Figure contents as structured data:
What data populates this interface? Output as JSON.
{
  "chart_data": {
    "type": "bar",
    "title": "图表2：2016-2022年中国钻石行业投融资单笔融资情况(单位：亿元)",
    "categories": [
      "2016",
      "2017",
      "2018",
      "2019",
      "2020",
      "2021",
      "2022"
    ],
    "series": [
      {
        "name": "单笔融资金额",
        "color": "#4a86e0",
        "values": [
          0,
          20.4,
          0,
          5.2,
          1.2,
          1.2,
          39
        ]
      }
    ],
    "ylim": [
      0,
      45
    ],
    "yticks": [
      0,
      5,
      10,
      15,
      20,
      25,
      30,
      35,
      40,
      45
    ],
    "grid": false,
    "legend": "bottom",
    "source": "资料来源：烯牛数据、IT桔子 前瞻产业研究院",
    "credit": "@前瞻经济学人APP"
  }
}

Problem to work on: Output the entries exactly.

Result of the exercise:
What data populates this interface? Output as JSON.
{
  "chart_data": {
    "type": "bar",
    "title": "图表2：2016-2022年中国钻石行业投融资单笔融资情况(单位：亿元)",
    "categories": [
      "2016",
      "2017",
      "2018",
      "2019",
      "2020",
      "2021",
      "2022"
    ],
    "series": [
      {
        "name": "单笔融资金额",
        "color": "#4a86e0",
        "values": [
          0,
          20.4,
          0,
          5.2,
          1.2,
          1.2,
          39
        ]
      }
    ],
    "ylim": [
      0,
      45
    ],
    "yticks": [
      0,
      5,
      10,
      15,
      20,
      25,
      30,
      35,
      40,
      45
    ],
    "grid": false,
    "legend": "bottom",
    "source": "资料来源：烯牛数据、IT桔子 前瞻产业研究院",
    "credit": "@前瞻经济学人APP"
  }
}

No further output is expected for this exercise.